* The task
Copy each line below that includes "ratio".

* Input records
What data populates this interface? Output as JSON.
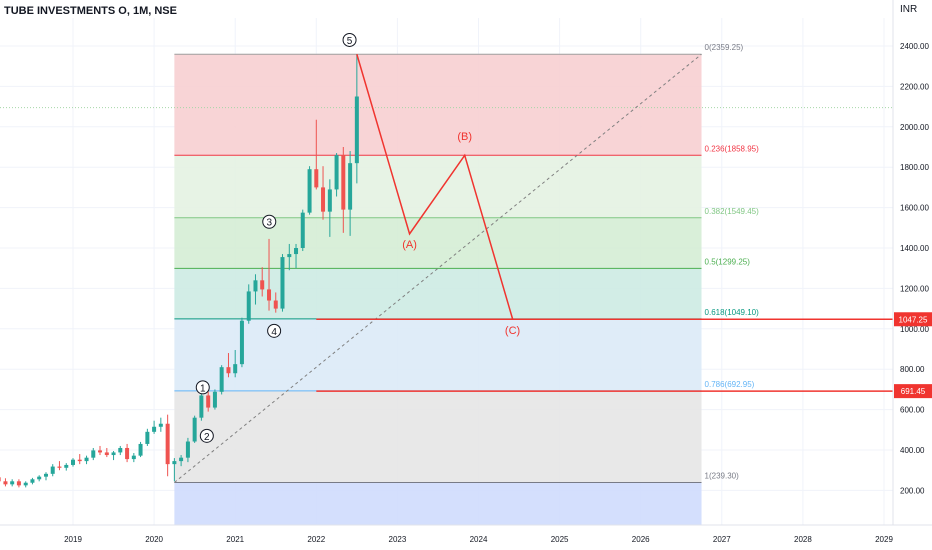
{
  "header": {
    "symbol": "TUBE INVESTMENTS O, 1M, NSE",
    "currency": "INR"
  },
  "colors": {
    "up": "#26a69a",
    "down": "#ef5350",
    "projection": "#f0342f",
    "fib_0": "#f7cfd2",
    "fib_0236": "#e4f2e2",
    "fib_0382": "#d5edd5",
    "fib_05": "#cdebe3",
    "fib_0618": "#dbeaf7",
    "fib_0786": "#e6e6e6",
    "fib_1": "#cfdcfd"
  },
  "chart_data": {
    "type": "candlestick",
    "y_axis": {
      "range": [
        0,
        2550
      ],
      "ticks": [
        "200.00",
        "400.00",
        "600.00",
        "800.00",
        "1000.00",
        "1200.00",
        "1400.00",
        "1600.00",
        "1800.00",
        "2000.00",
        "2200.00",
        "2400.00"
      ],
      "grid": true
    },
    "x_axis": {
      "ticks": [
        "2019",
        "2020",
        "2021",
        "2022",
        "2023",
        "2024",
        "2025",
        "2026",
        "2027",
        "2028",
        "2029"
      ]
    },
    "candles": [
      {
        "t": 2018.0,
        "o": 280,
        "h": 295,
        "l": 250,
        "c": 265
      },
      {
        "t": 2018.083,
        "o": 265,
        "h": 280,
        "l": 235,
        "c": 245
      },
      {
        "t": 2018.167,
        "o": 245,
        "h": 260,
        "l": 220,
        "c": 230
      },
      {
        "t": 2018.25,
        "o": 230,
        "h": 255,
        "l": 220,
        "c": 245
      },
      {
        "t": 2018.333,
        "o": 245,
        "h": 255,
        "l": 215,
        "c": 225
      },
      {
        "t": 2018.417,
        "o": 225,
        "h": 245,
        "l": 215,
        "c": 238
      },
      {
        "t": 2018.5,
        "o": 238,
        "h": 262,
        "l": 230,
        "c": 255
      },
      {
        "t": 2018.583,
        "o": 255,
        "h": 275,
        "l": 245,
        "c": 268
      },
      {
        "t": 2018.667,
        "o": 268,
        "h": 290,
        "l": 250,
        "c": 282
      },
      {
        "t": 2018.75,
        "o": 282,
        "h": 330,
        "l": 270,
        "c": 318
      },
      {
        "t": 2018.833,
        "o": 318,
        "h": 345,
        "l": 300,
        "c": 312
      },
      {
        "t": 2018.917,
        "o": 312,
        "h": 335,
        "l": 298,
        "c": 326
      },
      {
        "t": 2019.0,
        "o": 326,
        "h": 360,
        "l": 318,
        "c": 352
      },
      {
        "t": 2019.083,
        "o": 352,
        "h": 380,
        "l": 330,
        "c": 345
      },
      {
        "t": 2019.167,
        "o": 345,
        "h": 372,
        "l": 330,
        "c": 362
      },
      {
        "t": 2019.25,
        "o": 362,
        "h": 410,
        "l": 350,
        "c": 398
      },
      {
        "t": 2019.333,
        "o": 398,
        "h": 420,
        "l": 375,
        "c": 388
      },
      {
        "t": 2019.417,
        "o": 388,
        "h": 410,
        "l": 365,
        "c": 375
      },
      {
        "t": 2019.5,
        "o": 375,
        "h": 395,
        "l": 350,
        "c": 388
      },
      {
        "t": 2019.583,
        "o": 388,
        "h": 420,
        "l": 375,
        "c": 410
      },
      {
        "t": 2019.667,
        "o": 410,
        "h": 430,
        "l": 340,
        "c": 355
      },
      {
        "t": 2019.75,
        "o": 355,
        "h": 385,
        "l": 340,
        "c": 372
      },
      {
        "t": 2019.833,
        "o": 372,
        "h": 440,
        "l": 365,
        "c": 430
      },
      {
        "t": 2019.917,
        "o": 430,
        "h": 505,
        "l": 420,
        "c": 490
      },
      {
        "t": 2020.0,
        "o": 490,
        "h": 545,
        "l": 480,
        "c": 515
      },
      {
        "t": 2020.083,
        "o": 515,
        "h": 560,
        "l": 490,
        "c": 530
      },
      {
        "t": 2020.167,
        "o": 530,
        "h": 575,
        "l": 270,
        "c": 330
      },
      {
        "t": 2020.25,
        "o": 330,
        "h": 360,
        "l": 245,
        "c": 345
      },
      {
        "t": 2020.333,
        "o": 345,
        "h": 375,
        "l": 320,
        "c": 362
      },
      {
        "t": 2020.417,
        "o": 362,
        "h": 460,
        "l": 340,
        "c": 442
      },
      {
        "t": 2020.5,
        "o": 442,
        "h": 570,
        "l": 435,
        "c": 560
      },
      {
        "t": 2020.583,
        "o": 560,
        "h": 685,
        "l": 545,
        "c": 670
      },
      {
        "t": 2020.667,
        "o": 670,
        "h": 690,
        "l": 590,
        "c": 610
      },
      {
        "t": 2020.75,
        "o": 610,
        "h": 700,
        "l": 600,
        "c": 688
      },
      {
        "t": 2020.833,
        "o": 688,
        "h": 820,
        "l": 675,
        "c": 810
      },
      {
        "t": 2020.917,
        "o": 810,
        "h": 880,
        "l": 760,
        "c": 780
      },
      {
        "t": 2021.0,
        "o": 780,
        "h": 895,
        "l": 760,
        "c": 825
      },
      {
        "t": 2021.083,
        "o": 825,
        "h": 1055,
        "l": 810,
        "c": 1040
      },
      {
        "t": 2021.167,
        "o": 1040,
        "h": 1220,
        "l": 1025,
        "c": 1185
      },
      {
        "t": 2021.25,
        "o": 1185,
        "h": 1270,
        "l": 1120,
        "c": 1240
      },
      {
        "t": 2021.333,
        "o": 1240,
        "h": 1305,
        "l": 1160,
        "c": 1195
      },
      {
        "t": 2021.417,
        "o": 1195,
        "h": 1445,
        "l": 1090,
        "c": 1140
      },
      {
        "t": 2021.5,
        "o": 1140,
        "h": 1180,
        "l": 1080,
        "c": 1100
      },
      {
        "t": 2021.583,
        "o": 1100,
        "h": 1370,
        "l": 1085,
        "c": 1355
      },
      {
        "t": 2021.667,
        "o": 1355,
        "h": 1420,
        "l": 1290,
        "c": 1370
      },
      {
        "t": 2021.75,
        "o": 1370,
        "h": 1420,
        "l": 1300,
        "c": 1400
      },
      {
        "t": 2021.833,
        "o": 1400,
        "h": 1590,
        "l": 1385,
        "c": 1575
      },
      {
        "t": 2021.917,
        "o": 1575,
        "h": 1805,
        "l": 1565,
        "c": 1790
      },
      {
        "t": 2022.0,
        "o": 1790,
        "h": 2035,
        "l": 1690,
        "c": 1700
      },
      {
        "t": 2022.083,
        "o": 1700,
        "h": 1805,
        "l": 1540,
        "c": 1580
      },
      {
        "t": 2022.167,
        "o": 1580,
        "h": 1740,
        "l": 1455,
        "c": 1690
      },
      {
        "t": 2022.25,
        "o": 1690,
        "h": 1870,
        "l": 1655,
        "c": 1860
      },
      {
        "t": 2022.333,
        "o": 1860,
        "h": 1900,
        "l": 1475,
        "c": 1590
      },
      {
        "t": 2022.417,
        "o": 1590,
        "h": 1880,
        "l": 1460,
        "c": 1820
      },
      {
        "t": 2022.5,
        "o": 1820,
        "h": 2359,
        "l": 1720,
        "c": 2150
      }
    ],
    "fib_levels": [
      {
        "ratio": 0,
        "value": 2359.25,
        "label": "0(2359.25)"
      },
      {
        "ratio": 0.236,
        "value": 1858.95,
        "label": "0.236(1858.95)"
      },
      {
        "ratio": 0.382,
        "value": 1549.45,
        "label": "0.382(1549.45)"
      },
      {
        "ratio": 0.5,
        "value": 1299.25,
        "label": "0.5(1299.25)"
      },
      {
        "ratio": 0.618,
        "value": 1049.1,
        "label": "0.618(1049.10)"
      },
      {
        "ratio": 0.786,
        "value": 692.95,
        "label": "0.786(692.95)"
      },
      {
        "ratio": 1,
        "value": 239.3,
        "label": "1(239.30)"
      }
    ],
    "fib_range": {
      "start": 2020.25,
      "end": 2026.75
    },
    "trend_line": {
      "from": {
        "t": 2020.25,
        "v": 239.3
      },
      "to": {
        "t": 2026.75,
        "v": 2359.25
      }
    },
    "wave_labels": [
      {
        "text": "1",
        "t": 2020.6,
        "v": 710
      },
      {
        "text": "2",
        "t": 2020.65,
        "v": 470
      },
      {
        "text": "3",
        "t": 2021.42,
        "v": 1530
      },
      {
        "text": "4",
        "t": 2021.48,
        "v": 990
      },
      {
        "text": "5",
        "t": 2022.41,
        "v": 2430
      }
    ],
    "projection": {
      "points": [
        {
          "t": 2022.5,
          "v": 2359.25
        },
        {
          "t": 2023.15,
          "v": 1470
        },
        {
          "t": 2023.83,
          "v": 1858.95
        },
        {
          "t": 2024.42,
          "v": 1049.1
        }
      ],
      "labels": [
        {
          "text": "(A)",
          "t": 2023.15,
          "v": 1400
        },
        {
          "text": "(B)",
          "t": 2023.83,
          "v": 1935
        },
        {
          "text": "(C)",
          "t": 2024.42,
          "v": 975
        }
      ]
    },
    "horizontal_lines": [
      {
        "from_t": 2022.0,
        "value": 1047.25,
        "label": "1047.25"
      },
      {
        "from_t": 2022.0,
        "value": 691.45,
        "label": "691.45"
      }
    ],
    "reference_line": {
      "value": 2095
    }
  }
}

* Exercise output
        "ratio": 0,
        "ratio": 0.236,
        "ratio": 0.382,
        "ratio": 0.5,
        "ratio": 0.618,
        "ratio": 0.786,
        "ratio": 1,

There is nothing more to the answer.